• BRIEF: Filter the records below and copy every line containing the word "sender".

=======

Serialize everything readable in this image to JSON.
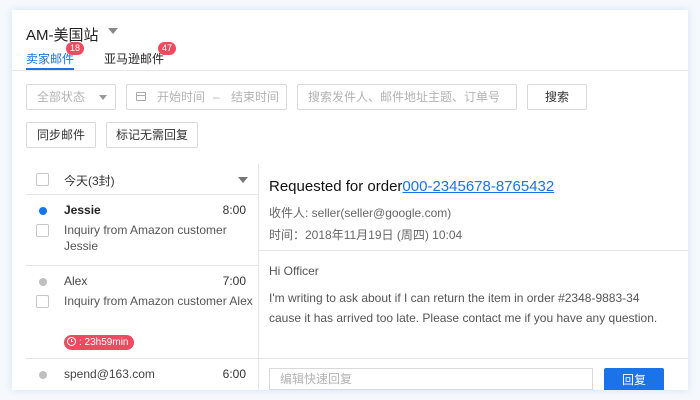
{
  "store": {
    "title": "AM-美国站"
  },
  "tabs": [
    {
      "label": "卖家邮件",
      "badge": "18",
      "active": true
    },
    {
      "label": "亚马逊邮件",
      "badge": "47",
      "active": false
    }
  ],
  "filters": {
    "status_value": "全部状态",
    "date_start_placeholder": "开始时间",
    "date_separator": "–",
    "date_end_placeholder": "结束时间",
    "search_placeholder": "搜索发件人、邮件地址主题、订单号",
    "search_button": "搜索"
  },
  "actions": {
    "sync": "同步邮件",
    "mark_no_reply": "标记无需回复"
  },
  "list": {
    "header": "今天(3封)",
    "items": [
      {
        "sender": "Jessie",
        "time": "8:00",
        "preview": "Inquiry from Amazon customer Jessie",
        "unread": true
      },
      {
        "sender": "Alex",
        "time": "7:00",
        "preview": "Inquiry from Amazon customer Alex",
        "timer": ": 23h59min",
        "unread": false
      },
      {
        "sender": "spend@163.com",
        "time": "6:00",
        "unread": false
      }
    ]
  },
  "detail": {
    "subject_prefix": "Requested for order",
    "order_number": "000-2345678-8765432",
    "recipient": "收件人: seller(seller@google.com)",
    "time": "时间：2018年11月19日 (周四) 10:04",
    "greeting": "Hi Officer",
    "body": "I'm writing to ask about if I can return the item in order #2348-9883-34 cause it has arrived too late. Please contact me if you have any question.",
    "reply_placeholder": "编辑快速回复",
    "reply_button": "回复"
  },
  "colors": {
    "accent": "#1a73e8",
    "badge": "#ef4a5f"
  }
}
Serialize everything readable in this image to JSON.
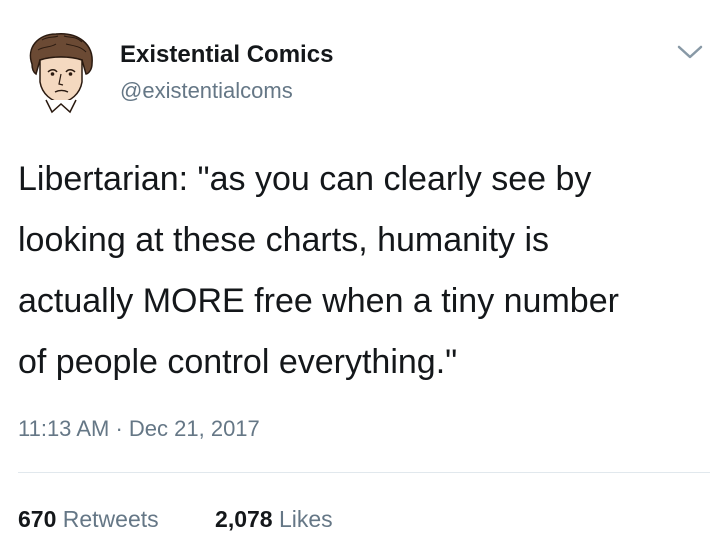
{
  "author": {
    "display_name": "Existential Comics",
    "handle": "@existentialcoms",
    "avatar_icon": "cartoon-portrait-avatar"
  },
  "menu_icon": "chevron-down-icon",
  "tweet": {
    "lines": [
      "Libertarian: \"as you can clearly see by",
      "looking at these charts, humanity is",
      "actually MORE free when a tiny number",
      "of people control everything.\""
    ],
    "time": "11:13 AM",
    "separator": "·",
    "date": "Dec 21, 2017"
  },
  "stats": {
    "retweets_count": "670",
    "retweets_label": "Retweets",
    "likes_count": "2,078",
    "likes_label": "Likes"
  },
  "colors": {
    "text": "#14171a",
    "secondary_text": "#657786",
    "divider": "#e1e8ed"
  }
}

=======

• SOLUTION FOR THIS TASK:
        "sender": "Jessie",
        "sender": "Alex",
        "sender": "spend@163.com",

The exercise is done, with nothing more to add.